Hay quienes —con justicia— admiran al Japón por su extraordinario desarrollo tecnológico; por mi parte, confieso que me atraen más de ese país —es decir, de su gente— la cortesía extremada, el coraje fundido con el estoicismo, el pudor recatado.
También están los que de esa cultura oriental han incorporado a sus vidas la afición por el sushi, o el cultivo del bonsái; yo, sin pretender menoscabar en modo alguno tales aficiones, me declaro admirador fervoroso de otros aspectos de aquélla, que procuraré referir aquí junto al fenómeno notable de su vigor y vigencia en nuestra cotidianeidad.

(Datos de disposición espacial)
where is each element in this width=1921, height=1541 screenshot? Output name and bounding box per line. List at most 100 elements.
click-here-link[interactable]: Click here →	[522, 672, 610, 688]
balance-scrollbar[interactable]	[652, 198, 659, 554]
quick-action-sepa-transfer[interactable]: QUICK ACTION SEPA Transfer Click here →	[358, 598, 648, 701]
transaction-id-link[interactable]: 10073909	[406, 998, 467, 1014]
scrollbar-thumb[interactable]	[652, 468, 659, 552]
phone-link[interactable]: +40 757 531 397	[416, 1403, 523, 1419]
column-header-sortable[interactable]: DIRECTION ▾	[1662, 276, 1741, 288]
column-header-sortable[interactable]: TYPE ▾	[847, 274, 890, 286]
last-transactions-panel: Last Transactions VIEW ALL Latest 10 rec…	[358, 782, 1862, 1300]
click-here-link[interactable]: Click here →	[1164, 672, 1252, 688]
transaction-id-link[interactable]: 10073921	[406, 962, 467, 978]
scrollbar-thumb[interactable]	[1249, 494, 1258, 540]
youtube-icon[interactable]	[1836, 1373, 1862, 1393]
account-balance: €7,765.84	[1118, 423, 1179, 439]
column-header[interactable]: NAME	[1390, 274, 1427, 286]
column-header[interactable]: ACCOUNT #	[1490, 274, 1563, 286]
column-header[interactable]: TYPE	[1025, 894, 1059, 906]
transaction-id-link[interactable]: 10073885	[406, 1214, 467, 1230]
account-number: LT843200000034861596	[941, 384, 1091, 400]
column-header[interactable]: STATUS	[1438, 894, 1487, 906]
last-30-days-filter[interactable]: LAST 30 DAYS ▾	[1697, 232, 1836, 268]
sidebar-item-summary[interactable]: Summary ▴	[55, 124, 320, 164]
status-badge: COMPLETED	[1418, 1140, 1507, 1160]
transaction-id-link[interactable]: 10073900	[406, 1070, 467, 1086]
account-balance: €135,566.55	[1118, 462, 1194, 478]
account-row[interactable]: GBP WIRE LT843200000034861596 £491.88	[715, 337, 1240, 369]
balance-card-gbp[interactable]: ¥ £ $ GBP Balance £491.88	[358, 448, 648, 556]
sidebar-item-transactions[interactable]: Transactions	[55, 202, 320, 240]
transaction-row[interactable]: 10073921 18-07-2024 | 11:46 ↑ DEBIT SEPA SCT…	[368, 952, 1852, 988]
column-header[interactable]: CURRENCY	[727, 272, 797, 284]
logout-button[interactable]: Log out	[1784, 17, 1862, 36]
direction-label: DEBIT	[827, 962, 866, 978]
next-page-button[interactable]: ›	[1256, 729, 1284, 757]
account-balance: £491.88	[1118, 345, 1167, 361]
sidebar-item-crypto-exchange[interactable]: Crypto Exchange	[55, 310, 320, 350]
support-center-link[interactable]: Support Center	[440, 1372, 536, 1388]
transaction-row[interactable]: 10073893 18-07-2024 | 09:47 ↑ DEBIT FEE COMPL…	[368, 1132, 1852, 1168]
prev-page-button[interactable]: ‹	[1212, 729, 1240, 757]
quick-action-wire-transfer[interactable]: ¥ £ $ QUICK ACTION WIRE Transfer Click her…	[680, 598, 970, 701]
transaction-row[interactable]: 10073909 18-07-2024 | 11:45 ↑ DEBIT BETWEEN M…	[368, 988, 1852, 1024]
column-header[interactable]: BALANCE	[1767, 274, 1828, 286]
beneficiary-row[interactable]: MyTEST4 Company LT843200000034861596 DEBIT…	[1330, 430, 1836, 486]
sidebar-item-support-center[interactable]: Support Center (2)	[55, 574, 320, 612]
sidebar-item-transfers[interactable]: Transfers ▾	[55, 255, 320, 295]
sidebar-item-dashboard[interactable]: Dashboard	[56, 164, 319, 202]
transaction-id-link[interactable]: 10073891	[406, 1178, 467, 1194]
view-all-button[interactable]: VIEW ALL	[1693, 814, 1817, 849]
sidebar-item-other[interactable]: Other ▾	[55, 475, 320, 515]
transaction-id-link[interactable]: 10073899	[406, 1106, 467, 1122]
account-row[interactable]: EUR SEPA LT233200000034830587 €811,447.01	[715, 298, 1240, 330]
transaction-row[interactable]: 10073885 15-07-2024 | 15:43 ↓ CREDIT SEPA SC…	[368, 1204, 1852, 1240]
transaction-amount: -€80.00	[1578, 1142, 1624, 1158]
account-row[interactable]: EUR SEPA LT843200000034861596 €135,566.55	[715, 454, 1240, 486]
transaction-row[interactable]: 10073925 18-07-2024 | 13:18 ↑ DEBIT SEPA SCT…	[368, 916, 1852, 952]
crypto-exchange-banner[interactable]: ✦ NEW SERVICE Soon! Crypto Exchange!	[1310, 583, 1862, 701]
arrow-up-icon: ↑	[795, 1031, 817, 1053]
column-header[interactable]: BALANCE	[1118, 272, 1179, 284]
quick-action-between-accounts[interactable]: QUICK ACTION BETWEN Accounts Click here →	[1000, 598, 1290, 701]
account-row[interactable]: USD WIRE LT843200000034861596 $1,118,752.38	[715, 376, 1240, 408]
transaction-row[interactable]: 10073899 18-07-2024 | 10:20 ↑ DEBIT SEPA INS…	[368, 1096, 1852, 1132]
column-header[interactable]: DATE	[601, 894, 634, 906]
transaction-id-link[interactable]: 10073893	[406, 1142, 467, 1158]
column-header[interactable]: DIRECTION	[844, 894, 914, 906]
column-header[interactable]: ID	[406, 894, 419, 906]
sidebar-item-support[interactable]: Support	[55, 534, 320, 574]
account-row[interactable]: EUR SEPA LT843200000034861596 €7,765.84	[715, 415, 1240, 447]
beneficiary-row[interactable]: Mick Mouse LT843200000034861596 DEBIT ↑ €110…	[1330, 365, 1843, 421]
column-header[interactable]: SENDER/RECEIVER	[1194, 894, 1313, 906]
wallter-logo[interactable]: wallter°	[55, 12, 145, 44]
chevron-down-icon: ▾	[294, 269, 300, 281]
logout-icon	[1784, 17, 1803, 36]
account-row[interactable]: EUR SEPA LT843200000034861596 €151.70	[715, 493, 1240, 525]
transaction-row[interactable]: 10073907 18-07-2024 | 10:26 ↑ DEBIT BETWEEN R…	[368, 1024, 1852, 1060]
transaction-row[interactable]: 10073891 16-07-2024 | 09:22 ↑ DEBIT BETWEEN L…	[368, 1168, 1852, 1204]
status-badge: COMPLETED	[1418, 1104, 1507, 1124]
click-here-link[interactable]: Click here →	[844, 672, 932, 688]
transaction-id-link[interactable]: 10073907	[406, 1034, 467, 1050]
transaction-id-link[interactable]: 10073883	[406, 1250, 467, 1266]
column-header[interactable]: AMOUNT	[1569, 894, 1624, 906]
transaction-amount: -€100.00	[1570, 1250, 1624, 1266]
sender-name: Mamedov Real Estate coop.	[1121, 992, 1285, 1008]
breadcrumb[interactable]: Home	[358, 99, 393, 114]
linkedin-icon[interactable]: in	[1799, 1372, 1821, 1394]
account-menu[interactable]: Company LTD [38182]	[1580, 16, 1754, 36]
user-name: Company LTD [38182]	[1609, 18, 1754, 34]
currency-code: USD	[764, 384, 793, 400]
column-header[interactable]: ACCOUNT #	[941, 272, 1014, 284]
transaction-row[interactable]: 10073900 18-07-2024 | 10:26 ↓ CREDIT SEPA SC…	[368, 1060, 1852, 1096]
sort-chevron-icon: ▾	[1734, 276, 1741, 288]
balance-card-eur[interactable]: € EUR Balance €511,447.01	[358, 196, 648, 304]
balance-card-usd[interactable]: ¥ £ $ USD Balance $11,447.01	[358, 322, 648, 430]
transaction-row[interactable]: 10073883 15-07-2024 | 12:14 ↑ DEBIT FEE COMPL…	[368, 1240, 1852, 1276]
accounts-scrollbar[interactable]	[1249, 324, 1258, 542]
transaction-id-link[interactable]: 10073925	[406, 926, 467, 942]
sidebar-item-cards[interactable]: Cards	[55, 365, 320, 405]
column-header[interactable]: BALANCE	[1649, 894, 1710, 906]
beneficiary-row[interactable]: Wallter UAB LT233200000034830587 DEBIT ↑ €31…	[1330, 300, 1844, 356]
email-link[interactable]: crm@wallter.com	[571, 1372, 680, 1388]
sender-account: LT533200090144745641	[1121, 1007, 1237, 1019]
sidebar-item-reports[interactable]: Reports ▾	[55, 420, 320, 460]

### ENUNCIADO
Resume en menos palabras el párrafo del documento que comienza con «Hay quienes —con justicia— admiran al Japón» y conserva sus datos principales.

### RESPUESTA
Algunos admiran con razón el gran desarrollo tecnológico de Japón. A mí, en cambio, me atraen más de su gente la cortesía extremada, el coraje unido al estoicismo y el pudor recatado.